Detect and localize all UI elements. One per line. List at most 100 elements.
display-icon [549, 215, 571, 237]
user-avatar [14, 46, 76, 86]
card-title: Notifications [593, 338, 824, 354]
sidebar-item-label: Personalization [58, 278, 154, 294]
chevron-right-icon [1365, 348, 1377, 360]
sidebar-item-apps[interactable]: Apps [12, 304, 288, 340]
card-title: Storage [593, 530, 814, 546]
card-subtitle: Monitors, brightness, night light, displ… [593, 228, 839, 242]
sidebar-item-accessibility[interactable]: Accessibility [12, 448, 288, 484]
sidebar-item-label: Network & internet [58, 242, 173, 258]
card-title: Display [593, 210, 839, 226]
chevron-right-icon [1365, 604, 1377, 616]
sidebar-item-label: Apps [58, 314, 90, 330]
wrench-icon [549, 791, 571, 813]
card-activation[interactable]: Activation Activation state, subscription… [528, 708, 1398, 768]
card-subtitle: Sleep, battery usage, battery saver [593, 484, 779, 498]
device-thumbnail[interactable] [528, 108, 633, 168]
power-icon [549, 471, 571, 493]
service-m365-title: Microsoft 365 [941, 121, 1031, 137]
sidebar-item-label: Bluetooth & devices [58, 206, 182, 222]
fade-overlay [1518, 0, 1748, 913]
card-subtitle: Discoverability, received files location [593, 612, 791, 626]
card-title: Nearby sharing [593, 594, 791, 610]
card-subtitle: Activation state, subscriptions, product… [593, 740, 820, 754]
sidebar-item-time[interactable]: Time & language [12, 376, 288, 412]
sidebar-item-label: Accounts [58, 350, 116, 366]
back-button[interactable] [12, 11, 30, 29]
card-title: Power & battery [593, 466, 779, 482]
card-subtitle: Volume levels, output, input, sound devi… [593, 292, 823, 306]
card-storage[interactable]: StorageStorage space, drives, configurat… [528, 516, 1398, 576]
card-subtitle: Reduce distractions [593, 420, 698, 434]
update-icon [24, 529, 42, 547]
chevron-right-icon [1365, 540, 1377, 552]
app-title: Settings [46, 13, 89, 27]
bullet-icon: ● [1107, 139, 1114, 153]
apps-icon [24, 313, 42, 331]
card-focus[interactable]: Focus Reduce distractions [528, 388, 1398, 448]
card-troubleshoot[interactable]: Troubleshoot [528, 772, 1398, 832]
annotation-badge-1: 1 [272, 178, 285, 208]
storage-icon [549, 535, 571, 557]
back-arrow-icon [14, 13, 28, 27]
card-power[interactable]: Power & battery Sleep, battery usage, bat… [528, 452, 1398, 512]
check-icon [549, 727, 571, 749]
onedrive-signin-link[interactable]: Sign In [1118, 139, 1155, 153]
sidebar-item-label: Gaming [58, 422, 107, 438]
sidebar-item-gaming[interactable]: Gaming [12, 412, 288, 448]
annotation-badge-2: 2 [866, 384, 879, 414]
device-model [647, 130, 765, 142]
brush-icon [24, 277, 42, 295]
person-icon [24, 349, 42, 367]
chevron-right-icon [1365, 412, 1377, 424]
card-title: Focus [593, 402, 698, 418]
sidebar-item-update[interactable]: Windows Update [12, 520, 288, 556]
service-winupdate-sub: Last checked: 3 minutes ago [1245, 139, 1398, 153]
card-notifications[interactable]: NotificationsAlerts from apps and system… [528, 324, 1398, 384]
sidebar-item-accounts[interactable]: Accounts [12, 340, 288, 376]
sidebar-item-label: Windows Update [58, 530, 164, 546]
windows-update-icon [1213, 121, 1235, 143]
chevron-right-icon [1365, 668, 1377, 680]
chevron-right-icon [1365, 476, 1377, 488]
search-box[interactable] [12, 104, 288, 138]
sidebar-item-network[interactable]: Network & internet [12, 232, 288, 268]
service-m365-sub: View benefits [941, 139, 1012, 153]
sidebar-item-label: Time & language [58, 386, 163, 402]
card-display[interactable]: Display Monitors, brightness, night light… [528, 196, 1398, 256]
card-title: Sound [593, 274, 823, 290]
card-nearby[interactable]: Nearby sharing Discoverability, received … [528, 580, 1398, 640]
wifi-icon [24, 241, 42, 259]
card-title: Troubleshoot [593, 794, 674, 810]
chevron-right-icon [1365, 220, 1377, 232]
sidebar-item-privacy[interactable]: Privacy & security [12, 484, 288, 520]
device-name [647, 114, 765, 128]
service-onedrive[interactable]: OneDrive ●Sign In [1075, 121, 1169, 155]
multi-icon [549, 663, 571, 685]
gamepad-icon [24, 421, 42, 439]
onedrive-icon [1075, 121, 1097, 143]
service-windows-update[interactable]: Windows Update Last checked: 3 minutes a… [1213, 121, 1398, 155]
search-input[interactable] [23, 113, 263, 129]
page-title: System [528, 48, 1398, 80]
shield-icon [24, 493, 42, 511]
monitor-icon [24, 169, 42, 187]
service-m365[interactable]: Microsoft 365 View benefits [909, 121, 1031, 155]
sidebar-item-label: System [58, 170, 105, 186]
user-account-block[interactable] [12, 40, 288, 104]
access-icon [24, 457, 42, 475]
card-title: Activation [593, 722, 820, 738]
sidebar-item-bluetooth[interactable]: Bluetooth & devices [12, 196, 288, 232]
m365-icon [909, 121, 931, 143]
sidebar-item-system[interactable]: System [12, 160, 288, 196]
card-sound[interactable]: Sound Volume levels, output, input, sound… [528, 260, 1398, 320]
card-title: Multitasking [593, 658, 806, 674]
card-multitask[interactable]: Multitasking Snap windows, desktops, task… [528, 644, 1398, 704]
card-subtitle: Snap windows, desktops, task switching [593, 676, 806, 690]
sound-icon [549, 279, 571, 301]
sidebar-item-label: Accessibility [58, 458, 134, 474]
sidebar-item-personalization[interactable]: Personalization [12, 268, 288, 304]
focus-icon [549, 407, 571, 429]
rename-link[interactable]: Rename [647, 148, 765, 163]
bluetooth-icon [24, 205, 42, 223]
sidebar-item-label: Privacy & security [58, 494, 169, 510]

---

* Zu bearbeitende Aufgabe:
Schreibe alle Zeilen oben Zeichen für Zeichen ab.

* Ergebnis der Aufgabe:
Detect and localize all UI elements. One per line. List at most 100 elements.
display-icon [549, 215, 571, 237]
user-avatar [14, 46, 76, 86]
card-title: Notifications [593, 338, 824, 354]
sidebar-item-label: Personalization [58, 278, 154, 294]
chevron-right-icon [1365, 348, 1377, 360]
sidebar-item-apps[interactable]: Apps [12, 304, 288, 340]
card-title: Storage [593, 530, 814, 546]
card-subtitle: Monitors, brightness, night light, displ… [593, 228, 839, 242]
sidebar-item-accessibility[interactable]: Accessibility [12, 448, 288, 484]
sidebar-item-label: Network & internet [58, 242, 173, 258]
card-title: Display [593, 210, 839, 226]
chevron-right-icon [1365, 604, 1377, 616]
sidebar-item-label: Apps [58, 314, 90, 330]
wrench-icon [549, 791, 571, 813]
card-activation[interactable]: Activation Activation state, subscription… [528, 708, 1398, 768]
card-subtitle: Sleep, battery usage, battery saver [593, 484, 779, 498]
device-thumbnail[interactable] [528, 108, 633, 168]
power-icon [549, 471, 571, 493]
service-m365-title: Microsoft 365 [941, 121, 1031, 137]
sidebar-item-label: Bluetooth & devices [58, 206, 182, 222]
fade-overlay [1518, 0, 1748, 913]
card-subtitle: Discoverability, received files location [593, 612, 791, 626]
card-title: Nearby sharing [593, 594, 791, 610]
card-subtitle: Activation state, subscriptions, product… [593, 740, 820, 754]
sidebar-item-time[interactable]: Time & language [12, 376, 288, 412]
sidebar-item-label: Accounts [58, 350, 116, 366]
back-button[interactable] [12, 11, 30, 29]
card-title: Power & battery [593, 466, 779, 482]
card-subtitle: Volume levels, output, input, sound devi… [593, 292, 823, 306]
card-storage[interactable]: StorageStorage space, drives, configurat… [528, 516, 1398, 576]
card-subtitle: Reduce distractions [593, 420, 698, 434]
update-icon [24, 529, 42, 547]
chevron-right-icon [1365, 540, 1377, 552]
app-title: Settings [46, 13, 89, 27]
bullet-icon: ● [1107, 139, 1114, 153]
apps-icon [24, 313, 42, 331]
card-focus[interactable]: Focus Reduce distractions [528, 388, 1398, 448]
card-troubleshoot[interactable]: Troubleshoot [528, 772, 1398, 832]
annotation-badge-1: 1 [272, 178, 285, 208]
storage-icon [549, 535, 571, 557]
back-arrow-icon [14, 13, 28, 27]
card-power[interactable]: Power & battery Sleep, battery usage, bat… [528, 452, 1398, 512]
check-icon [549, 727, 571, 749]
onedrive-signin-link[interactable]: Sign In [1118, 139, 1155, 153]
sidebar-item-label: Gaming [58, 422, 107, 438]
sidebar-item-gaming[interactable]: Gaming [12, 412, 288, 448]
annotation-badge-2: 2 [866, 384, 879, 414]
device-model [647, 130, 765, 142]
brush-icon [24, 277, 42, 295]
person-icon [24, 349, 42, 367]
chevron-right-icon [1365, 412, 1377, 424]
card-title: Focus [593, 402, 698, 418]
sidebar-item-update[interactable]: Windows Update [12, 520, 288, 556]
service-winupdate-sub: Last checked: 3 minutes ago [1245, 139, 1398, 153]
card-notifications[interactable]: NotificationsAlerts from apps and system… [528, 324, 1398, 384]
sidebar-item-accounts[interactable]: Accounts [12, 340, 288, 376]
sidebar-item-label: Windows Update [58, 530, 164, 546]
windows-update-icon [1213, 121, 1235, 143]
chevron-right-icon [1365, 668, 1377, 680]
chevron-right-icon [1365, 476, 1377, 488]
search-box[interactable] [12, 104, 288, 138]
sidebar-item-network[interactable]: Network & internet [12, 232, 288, 268]
service-m365-sub: View benefits [941, 139, 1012, 153]
sidebar-item-label: Time & language [58, 386, 163, 402]
card-display[interactable]: Display Monitors, brightness, night light… [528, 196, 1398, 256]
card-title: Sound [593, 274, 823, 290]
card-nearby[interactable]: Nearby sharing Discoverability, received … [528, 580, 1398, 640]
wifi-icon [24, 241, 42, 259]
card-title: Troubleshoot [593, 794, 674, 810]
chevron-right-icon [1365, 220, 1377, 232]
sidebar-item-privacy[interactable]: Privacy & security [12, 484, 288, 520]
device-name [647, 114, 765, 128]
service-onedrive[interactable]: OneDrive ●Sign In [1075, 121, 1169, 155]
multi-icon [549, 663, 571, 685]
gamepad-icon [24, 421, 42, 439]
onedrive-icon [1075, 121, 1097, 143]
service-windows-update[interactable]: Windows Update Last checked: 3 minutes a… [1213, 121, 1398, 155]
search-input[interactable] [23, 113, 263, 129]
page-title: System [528, 48, 1398, 80]
shield-icon [24, 493, 42, 511]
monitor-icon [24, 169, 42, 187]
service-m365[interactable]: Microsoft 365 View benefits [909, 121, 1031, 155]
sidebar-item-label: System [58, 170, 105, 186]
user-account-block[interactable] [12, 40, 288, 104]
access-icon [24, 457, 42, 475]
card-title: Activation [593, 722, 820, 738]
sidebar-item-bluetooth[interactable]: Bluetooth & devices [12, 196, 288, 232]
m365-icon [909, 121, 931, 143]
sidebar-item-system[interactable]: System [12, 160, 288, 196]
card-sound[interactable]: Sound Volume levels, output, input, sound… [528, 260, 1398, 320]
card-title: Multitasking [593, 658, 806, 674]
card-multitask[interactable]: Multitasking Snap windows, desktops, task… [528, 644, 1398, 704]
card-subtitle: Snap windows, desktops, task switching [593, 676, 806, 690]
sound-icon [549, 279, 571, 301]
sidebar-item-label: Accessibility [58, 458, 134, 474]
sidebar-item-personalization[interactable]: Personalization [12, 268, 288, 304]
focus-icon [549, 407, 571, 429]
rename-link[interactable]: Rename [647, 148, 765, 163]
bluetooth-icon [24, 205, 42, 223]
sidebar-item-label: Privacy & security [58, 494, 169, 510]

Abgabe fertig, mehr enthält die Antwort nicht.